Objective: Each entry below should be written out exactly as it is, with no pictures.

Data entries:
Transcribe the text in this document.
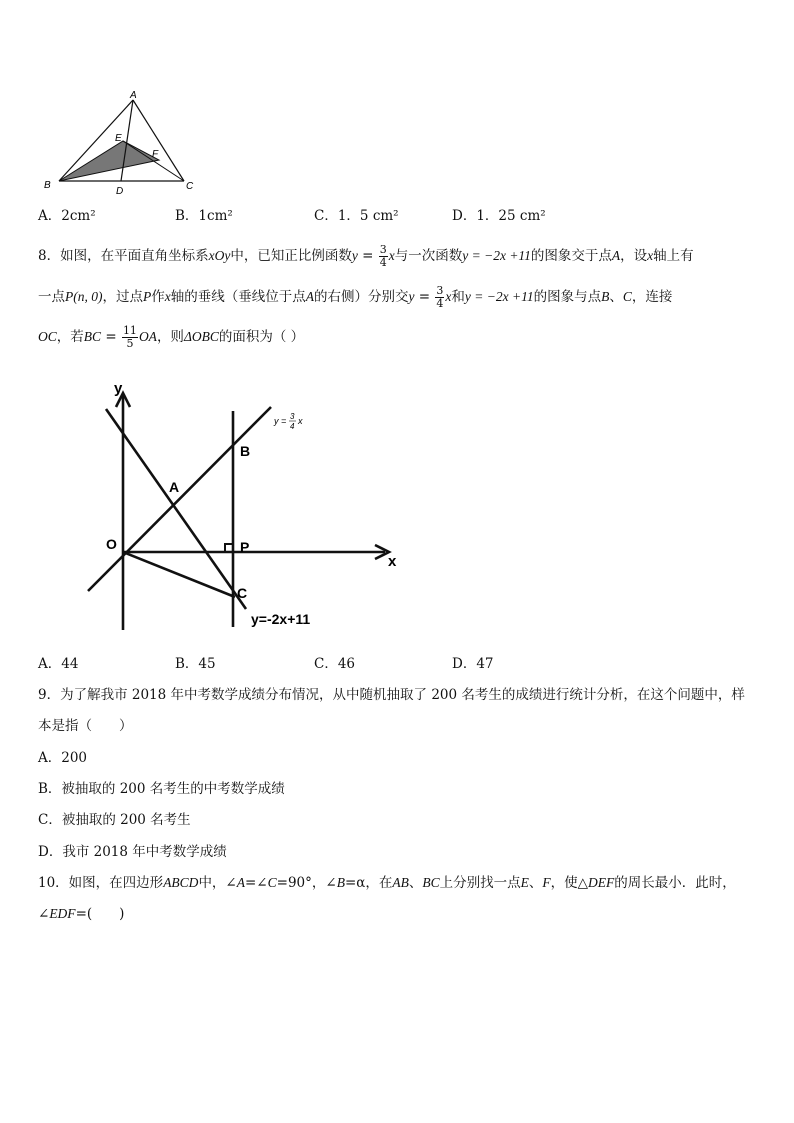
A
B	C
D
E
F
A．2cm²	B．1cm²	C．1．5 cm²	D．1．25 cm²
8．如图，在平面直角坐标系xOy中，已知正比例函数$y = \frac{3}{4}$ x与一次函数y = −2x +11的图象交于点A，设x轴上有
一点P(n, 0)，过点P作x轴的垂线（垂线位于点A的右侧）分别交$y = \frac{3}{4}$ x和y = −2x +11的图象与点B、C，连接
OC，若BC = $\frac{11}{5}$ OA，则ΔOBC的面积为（ ）
y
x
O
A
B
C
P
y = 3
4
x
y=-2x+11
A．44	B．45	C．46	D．47
9．为了解我市 2018 年中考数学成绩分布情况，从中随机抽取了 200 名考生的成绩进行统计分析，在这个问题中，样
本是指（　　）
A．200
B．被抽取的 200 名考生的中考数学成绩
C．被抽取的 200 名考生
D．我市 2018 年中考数学成绩
10．如图，在四边形ABCD中，∠A=∠C=90°，∠B=α，在AB、BC上分别找一点E、F，使△DEF的周长最小．此时，
∠EDF=(　　)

Written reply:
Transcribe the text in this document.
A
B	C
D
E
F
A．2cm²	B．1cm²	C．1．5 cm²	D．1．25 cm²
8．如图，在平面直角坐标系xOy中，已知正比例函数$y = \frac{3}{4}$ x与一次函数y = −2x +11的图象交于点A，设x轴上有
一点P(n, 0)，过点P作x轴的垂线（垂线位于点A的右侧）分别交$y = \frac{3}{4}$ x和y = −2x +11的图象与点B、C，连接
OC，若BC = $\frac{11}{5}$ OA，则ΔOBC的面积为（ ）
y
x
O
A
B
C
P
y = 3
4
x
y=-2x+11
A．44	B．45	C．46	D．47
9．为了解我市 2018 年中考数学成绩分布情况，从中随机抽取了 200 名考生的成绩进行统计分析，在这个问题中，样
本是指（　　）
A．200
B．被抽取的 200 名考生的中考数学成绩
C．被抽取的 200 名考生
D．我市 2018 年中考数学成绩
10．如图，在四边形ABCD中，∠A=∠C=90°，∠B=α，在AB、BC上分别找一点E、F，使△DEF的周长最小．此时，
∠EDF=(　　)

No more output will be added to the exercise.